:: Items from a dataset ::
*-*-*

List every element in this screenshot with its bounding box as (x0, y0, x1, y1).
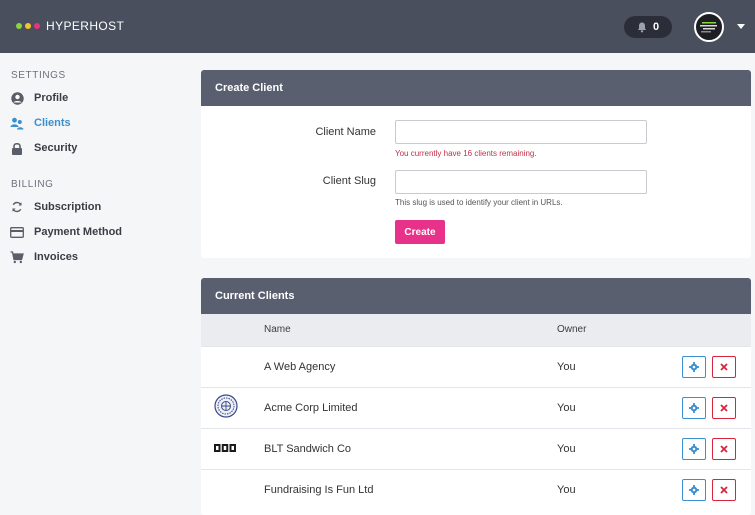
client-name-label: Client Name (315, 126, 376, 138)
brand-dot-green (16, 23, 22, 29)
table-row: Acme Corp Limited You (201, 387, 751, 428)
notifications-button[interactable]: 0 (624, 16, 672, 38)
current-clients-panel: Current Clients Name Owner A Web Agency … (201, 278, 751, 515)
sidebar-item-profile[interactable]: Profile (10, 89, 68, 107)
create-client-panel: Create Client Client Name You currently … (201, 70, 751, 258)
users-icon (10, 116, 24, 130)
sidebar-item-label: Subscription (34, 201, 102, 213)
app-logo[interactable]: HYPERHOST (16, 19, 124, 33)
brand-dot-pink (34, 23, 40, 29)
billing-heading: BILLING (11, 179, 54, 190)
client-name-hint: You currently have 16 clients remaining. (395, 149, 537, 158)
sidebar-item-subscription[interactable]: Subscription (10, 198, 101, 216)
client-settings-button[interactable] (682, 396, 706, 419)
client-owner: You (557, 360, 576, 373)
user-avatar[interactable] (694, 12, 724, 42)
client-slug-input[interactable] (395, 170, 647, 194)
client-name: A Web Agency (264, 360, 336, 373)
sidebar-item-label: Clients (34, 117, 71, 129)
client-owner: You (557, 442, 576, 455)
column-header-logo (201, 314, 264, 346)
user-menu-chevron-down-icon[interactable] (737, 24, 745, 29)
client-logo-cell (201, 346, 264, 387)
sidebar-item-invoices[interactable]: Invoices (10, 248, 78, 266)
client-delete-button[interactable] (712, 355, 736, 378)
column-header-name: Name (264, 324, 291, 336)
clients-table: Name Owner A Web Agency You Acme Corp Li… (201, 314, 751, 510)
sidebar-item-label: Payment Method (34, 226, 123, 238)
settings-heading: SETTINGS (11, 70, 66, 81)
client-settings-button[interactable] (682, 355, 706, 378)
terminal-lines-icon (700, 22, 717, 33)
client-owner: You (557, 401, 576, 414)
client-slug-label: Client Slug (322, 175, 376, 187)
sidebar-item-label: Invoices (34, 251, 79, 263)
user-circle-icon (10, 91, 24, 105)
cog-icon (689, 402, 699, 413)
current-clients-title: Current Clients (201, 278, 751, 314)
brand-dot-yellow (25, 23, 31, 29)
top-navbar: HYPERHOST 0 (0, 0, 755, 53)
sidebar-item-label: Profile (34, 92, 69, 104)
sidebar-item-clients[interactable]: Clients (10, 114, 71, 132)
client-delete-button[interactable] (712, 396, 736, 419)
sidebar-item-label: Security (34, 142, 78, 154)
cart-icon (10, 250, 24, 264)
client-delete-button[interactable] (712, 437, 736, 460)
client-name: Fundraising Is Fun Ltd (264, 483, 374, 496)
credit-card-icon (10, 225, 24, 239)
create-client-button[interactable]: Create (395, 220, 445, 244)
client-logo-cell (201, 428, 264, 469)
close-icon (720, 444, 728, 453)
client-name: Acme Corp Limited (264, 401, 358, 414)
table-row: Fundraising Is Fun Ltd You (201, 469, 751, 510)
close-icon (720, 362, 728, 371)
table-row: BLT Sandwich Co You (201, 428, 751, 469)
client-logo-cell (201, 387, 264, 428)
client-delete-button[interactable] (712, 478, 736, 501)
create-client-title: Create Client (201, 70, 751, 106)
sidebar-item-security[interactable]: Security (10, 139, 77, 157)
table-header-row: Name Owner (201, 314, 751, 346)
client-name-input[interactable] (395, 120, 647, 144)
row-actions (682, 387, 751, 428)
round-seal-logo (214, 394, 238, 418)
close-icon (720, 403, 728, 412)
sidebar-item-payment-method[interactable]: Payment Method (10, 223, 122, 241)
row-actions (682, 469, 751, 510)
column-header-owner: Owner (557, 324, 587, 336)
notification-count: 0 (652, 21, 660, 33)
table-row: A Web Agency You (201, 346, 751, 387)
lock-icon (10, 141, 24, 155)
client-name: BLT Sandwich Co (264, 442, 352, 455)
client-logo-cell (201, 469, 264, 510)
row-actions (682, 346, 751, 387)
refresh-icon (10, 200, 24, 214)
logo-text: HYPERHOST (46, 19, 125, 33)
bbc-style-logo (214, 443, 236, 452)
cog-icon (689, 484, 699, 495)
cog-icon (689, 443, 699, 454)
client-owner: You (557, 483, 576, 496)
close-icon (720, 486, 728, 494)
client-slug-hint: This slug is used to identify your clien… (395, 198, 563, 207)
column-header-actions (682, 314, 751, 346)
cog-icon (689, 361, 699, 372)
row-actions (682, 428, 751, 469)
client-settings-button[interactable] (682, 478, 706, 501)
client-settings-button[interactable] (682, 437, 706, 460)
bell-icon (637, 22, 647, 32)
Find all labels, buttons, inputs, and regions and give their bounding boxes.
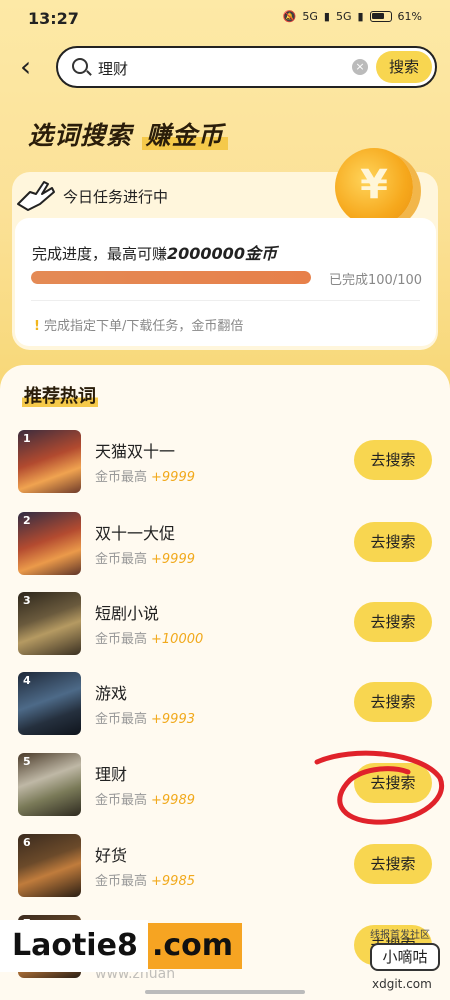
progress-heading: 完成进度，最高可赚2000000金币 — [32, 244, 277, 263]
reward-amount: +9999 — [151, 470, 195, 485]
list-item: 3 短剧小说金币最高 +10000 去搜索 — [12, 590, 438, 660]
keyword-name: 理财 — [95, 765, 128, 784]
task-title: 今日任务进行中 — [63, 188, 169, 206]
thumbnail-image[interactable]: 3 — [18, 592, 81, 655]
page-title: 选词搜索 赚金币 — [28, 116, 228, 152]
list-item: 1 天猫双十一金币最高 +9999 去搜索 — [12, 428, 438, 498]
reward-text: 金币最高 +9999 — [95, 552, 195, 567]
watermark-site-note: 线报首发社区 — [370, 930, 430, 941]
keyword-name: 短剧小说 — [95, 604, 160, 623]
reward-text: 金币最高 +9989 — [95, 793, 195, 808]
thumbnail-image[interactable]: 4 — [18, 672, 81, 735]
status-bar: 13:27 🔕 5G ▮ 5G ▮ 61% — [0, 0, 450, 38]
search-icon — [72, 58, 88, 74]
progress-count: 已完成100/100 — [329, 273, 423, 288]
battery-level: 61% — [397, 10, 422, 23]
status-icons: 🔕 5G ▮ 5G ▮ 61% — [283, 10, 422, 23]
reward-amount: +9985 — [151, 874, 195, 889]
coin-icon: ¥ — [335, 148, 413, 226]
list-item: 4 游戏金币最高 +9993 去搜索 — [12, 670, 438, 740]
rank-number: 5 — [23, 755, 31, 768]
search-button[interactable]: 搜索 — [376, 51, 432, 83]
reward-amount: +10000 — [151, 632, 204, 647]
task-tip: ! 完成指定下单/下载任务，金币翻倍 — [34, 319, 244, 334]
reward-text: 金币最高 +9993 — [95, 712, 195, 727]
list-item: 2 双十一大促金币最高 +9999 去搜索 — [12, 510, 438, 580]
search-query[interactable]: 理财 — [98, 58, 128, 79]
signal-icon-2: ▮ — [357, 10, 364, 23]
thumbnail-image[interactable]: 6 — [18, 834, 81, 897]
status-time: 13:27 — [28, 9, 79, 28]
reward-amount: +9999 — [151, 552, 195, 567]
thumbnail-image[interactable]: 5 — [18, 753, 81, 816]
go-search-button[interactable]: 去搜索 — [354, 602, 432, 642]
reward-text: 金币最高 +10000 — [95, 632, 204, 647]
mute-icon: 🔕 — [282, 10, 297, 23]
rank-number: 6 — [23, 836, 31, 849]
search-input[interactable]: 理财 × 搜索 — [56, 46, 437, 88]
back-arrow-icon[interactable]: ‹ — [20, 52, 42, 82]
keyword-name: 双十一大促 — [95, 524, 176, 543]
exclamation-icon: ! — [34, 319, 40, 334]
progress-bar — [31, 271, 311, 284]
progress-amount: 2000000金币 — [167, 244, 277, 263]
go-search-button[interactable]: 去搜索 — [354, 682, 432, 722]
section-title: 推荐热词 — [22, 386, 98, 407]
signal-icon: ▮ — [323, 10, 330, 23]
list-item: 6 好货金币最高 +9985 去搜索 — [12, 832, 438, 902]
rank-number: 1 — [23, 432, 31, 445]
title-part-1: 选词搜索 — [28, 121, 133, 150]
clear-icon[interactable]: × — [352, 59, 368, 75]
home-indicator[interactable] — [145, 990, 305, 994]
reward-text: 金币最高 +9985 — [95, 874, 195, 889]
rank-number: 2 — [23, 514, 31, 527]
reward-amount: +9989 — [151, 793, 195, 808]
keyword-name: 天猫双十一 — [95, 442, 176, 461]
logo-text-left: Laotie8 — [0, 920, 148, 972]
go-search-button[interactable]: 去搜索 — [354, 522, 432, 562]
hand-icon — [17, 181, 55, 211]
reward-text: 金币最高 +9999 — [95, 470, 195, 485]
keyword-name: 好货 — [95, 846, 128, 865]
title-part-2: 赚金币 — [141, 121, 228, 150]
signal-5g-label-2: 5G — [335, 10, 352, 23]
go-search-button[interactable]: 去搜索 — [354, 844, 432, 884]
logo-text-right: .com — [148, 923, 242, 969]
rank-number: 3 — [23, 594, 31, 607]
rank-number: 4 — [23, 674, 31, 687]
battery-icon — [369, 11, 392, 22]
watermark-domain: xdgit.com — [372, 977, 432, 991]
watermark-badge: 小嘀咕 — [370, 943, 440, 971]
progress-bar-fill — [31, 271, 311, 284]
keyword-name: 游戏 — [95, 684, 128, 703]
divider — [31, 300, 420, 301]
thumbnail-image[interactable]: 1 — [18, 430, 81, 493]
red-annotation-circle — [314, 750, 445, 825]
thumbnail-image[interactable]: 2 — [18, 512, 81, 575]
signal-5g-label: 5G — [302, 10, 318, 23]
go-search-button[interactable]: 去搜索 — [354, 440, 432, 480]
reward-amount: +9993 — [151, 712, 195, 727]
laotie8-logo: Laotie8 .com — [0, 920, 244, 972]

*-*-*

:: Exercise brief ::
Recast the rows from the line with "client-name-label: Client Name" to the line with "current-clients-panel: Current Clients" as a JSON list of strings, one string per line, leaving out any blank lines.

:: Answer to the problem ::
[
  "client-name-label: Client Name (315, 126, 376, 138)",
  "brand-dot-green (16, 23, 22, 29)",
  "table-row: Acme Corp Limited You (201, 387, 751, 428)",
  "notifications-button[interactable]: 0 (624, 16, 672, 38)",
  "current-clients-panel: Current Clients Name Owner A Web Agency … (201, 278, 751, 515)"
]